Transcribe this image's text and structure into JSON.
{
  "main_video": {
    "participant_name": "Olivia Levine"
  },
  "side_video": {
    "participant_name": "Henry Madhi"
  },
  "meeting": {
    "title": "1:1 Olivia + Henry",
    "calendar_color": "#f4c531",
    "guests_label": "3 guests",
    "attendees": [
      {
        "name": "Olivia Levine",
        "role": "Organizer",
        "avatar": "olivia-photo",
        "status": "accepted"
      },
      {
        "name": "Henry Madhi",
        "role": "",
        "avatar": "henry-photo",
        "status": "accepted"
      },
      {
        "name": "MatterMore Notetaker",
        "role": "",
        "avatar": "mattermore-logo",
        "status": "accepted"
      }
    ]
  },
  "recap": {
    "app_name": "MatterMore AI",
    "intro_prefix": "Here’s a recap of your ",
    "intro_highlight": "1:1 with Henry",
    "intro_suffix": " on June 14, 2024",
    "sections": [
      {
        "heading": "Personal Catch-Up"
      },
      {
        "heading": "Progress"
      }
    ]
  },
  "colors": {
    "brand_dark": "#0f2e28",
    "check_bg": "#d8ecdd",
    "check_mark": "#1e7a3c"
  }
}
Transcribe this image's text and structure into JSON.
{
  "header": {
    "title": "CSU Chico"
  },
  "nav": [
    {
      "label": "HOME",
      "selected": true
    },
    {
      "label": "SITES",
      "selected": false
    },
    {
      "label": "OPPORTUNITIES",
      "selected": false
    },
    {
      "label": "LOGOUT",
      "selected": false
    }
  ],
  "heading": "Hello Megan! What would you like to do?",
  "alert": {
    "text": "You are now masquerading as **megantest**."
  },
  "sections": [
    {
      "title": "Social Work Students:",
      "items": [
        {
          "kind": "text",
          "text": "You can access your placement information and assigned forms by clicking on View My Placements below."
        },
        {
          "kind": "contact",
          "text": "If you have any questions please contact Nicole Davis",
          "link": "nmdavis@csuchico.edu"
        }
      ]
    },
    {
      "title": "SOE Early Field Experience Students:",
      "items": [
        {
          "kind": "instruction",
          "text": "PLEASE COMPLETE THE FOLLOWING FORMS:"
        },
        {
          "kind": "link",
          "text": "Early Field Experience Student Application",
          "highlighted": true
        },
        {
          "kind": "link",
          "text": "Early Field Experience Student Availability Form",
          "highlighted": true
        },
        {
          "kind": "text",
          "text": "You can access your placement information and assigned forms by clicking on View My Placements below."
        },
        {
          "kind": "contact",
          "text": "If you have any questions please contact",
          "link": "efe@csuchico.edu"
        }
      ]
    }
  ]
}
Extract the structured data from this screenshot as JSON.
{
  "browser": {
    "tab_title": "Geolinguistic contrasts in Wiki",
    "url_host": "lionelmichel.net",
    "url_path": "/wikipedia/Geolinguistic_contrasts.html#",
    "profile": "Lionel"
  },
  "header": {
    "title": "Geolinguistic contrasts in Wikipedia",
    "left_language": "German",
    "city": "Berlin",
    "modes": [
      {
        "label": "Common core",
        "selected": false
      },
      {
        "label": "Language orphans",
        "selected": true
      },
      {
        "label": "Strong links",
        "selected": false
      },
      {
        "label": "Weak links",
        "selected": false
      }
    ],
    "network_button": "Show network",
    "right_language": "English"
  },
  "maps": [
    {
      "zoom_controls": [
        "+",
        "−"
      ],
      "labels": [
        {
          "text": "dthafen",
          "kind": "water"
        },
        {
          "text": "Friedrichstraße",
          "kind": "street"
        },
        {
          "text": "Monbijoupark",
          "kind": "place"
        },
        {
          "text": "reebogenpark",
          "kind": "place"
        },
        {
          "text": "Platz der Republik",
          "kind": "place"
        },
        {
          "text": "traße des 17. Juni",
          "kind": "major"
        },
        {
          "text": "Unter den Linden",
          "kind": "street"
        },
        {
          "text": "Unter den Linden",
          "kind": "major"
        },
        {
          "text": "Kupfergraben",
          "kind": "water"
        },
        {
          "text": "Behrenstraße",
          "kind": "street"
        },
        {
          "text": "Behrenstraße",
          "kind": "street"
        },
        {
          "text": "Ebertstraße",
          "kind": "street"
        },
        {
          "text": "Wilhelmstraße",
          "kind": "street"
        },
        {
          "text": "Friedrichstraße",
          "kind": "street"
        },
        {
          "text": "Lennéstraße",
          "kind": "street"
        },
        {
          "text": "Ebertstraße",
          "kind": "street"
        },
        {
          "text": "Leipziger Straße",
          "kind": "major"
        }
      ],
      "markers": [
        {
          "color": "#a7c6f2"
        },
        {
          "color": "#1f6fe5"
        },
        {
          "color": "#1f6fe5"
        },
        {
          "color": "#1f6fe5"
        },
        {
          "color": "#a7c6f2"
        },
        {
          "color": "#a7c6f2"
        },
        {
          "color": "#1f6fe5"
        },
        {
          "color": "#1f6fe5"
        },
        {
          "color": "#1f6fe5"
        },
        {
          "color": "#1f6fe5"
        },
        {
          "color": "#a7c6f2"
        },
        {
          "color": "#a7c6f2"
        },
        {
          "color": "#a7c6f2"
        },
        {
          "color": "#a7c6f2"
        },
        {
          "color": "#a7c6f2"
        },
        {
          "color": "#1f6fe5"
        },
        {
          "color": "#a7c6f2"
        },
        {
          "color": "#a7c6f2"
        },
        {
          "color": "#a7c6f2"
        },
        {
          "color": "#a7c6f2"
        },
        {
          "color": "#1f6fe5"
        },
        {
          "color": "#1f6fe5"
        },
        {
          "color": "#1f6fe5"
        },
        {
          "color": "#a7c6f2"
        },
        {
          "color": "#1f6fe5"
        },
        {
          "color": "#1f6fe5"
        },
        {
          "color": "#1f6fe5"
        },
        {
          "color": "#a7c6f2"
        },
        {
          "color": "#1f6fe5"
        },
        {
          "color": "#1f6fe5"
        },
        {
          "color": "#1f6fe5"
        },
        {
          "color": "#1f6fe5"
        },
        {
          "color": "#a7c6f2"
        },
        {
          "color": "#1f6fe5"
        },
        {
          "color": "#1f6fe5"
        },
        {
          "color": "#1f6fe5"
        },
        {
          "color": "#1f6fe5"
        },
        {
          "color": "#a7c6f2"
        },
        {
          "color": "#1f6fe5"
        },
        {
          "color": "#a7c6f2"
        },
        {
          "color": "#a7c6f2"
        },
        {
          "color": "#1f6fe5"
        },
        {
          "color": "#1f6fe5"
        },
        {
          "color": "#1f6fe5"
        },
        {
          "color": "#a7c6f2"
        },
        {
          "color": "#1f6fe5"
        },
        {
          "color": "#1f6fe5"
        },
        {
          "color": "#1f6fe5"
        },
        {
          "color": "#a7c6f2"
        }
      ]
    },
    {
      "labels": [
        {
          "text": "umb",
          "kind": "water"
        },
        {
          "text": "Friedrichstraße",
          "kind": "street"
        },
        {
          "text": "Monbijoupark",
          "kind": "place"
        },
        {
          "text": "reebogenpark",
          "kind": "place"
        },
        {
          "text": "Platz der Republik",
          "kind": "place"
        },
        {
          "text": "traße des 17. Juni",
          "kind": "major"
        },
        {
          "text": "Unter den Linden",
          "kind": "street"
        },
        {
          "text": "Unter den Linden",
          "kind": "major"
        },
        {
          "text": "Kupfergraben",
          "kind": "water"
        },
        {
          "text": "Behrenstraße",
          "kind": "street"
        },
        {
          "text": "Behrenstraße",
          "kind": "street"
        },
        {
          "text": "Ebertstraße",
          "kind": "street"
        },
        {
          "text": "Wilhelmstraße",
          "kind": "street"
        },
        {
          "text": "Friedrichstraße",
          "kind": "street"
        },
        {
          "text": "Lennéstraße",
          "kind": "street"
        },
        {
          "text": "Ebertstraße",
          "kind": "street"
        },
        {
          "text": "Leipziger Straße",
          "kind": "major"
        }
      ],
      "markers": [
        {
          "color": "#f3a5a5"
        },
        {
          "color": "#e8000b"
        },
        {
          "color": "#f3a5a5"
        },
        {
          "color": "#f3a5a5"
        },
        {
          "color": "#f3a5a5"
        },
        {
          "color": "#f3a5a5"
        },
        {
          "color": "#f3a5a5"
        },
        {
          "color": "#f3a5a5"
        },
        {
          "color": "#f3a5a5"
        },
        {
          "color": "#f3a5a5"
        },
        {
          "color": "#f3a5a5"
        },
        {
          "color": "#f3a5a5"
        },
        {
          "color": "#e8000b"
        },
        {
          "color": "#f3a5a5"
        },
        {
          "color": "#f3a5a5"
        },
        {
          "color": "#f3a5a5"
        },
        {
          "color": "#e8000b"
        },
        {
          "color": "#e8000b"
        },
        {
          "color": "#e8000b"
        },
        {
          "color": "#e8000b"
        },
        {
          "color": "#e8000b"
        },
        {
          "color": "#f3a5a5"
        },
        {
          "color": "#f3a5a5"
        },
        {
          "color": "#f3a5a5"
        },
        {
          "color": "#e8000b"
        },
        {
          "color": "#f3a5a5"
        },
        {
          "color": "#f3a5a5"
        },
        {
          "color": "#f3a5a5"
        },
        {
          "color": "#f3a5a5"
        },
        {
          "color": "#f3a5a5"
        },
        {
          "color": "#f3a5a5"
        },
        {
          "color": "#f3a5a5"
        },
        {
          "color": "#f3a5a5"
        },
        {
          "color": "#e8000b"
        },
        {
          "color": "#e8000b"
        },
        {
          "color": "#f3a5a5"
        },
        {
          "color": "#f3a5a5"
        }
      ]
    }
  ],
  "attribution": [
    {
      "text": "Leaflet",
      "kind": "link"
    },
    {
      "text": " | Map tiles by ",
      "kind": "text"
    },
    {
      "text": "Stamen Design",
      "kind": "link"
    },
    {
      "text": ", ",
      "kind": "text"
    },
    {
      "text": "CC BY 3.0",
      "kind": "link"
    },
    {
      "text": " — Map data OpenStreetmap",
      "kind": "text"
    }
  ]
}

++++++++

YOUR TASK: Copy each line that holds the word "avatar".

EXERCISE OUTPUT:
        "avatar": "olivia-photo",
        "avatar": "henry-photo",
        "avatar": "mattermore-logo",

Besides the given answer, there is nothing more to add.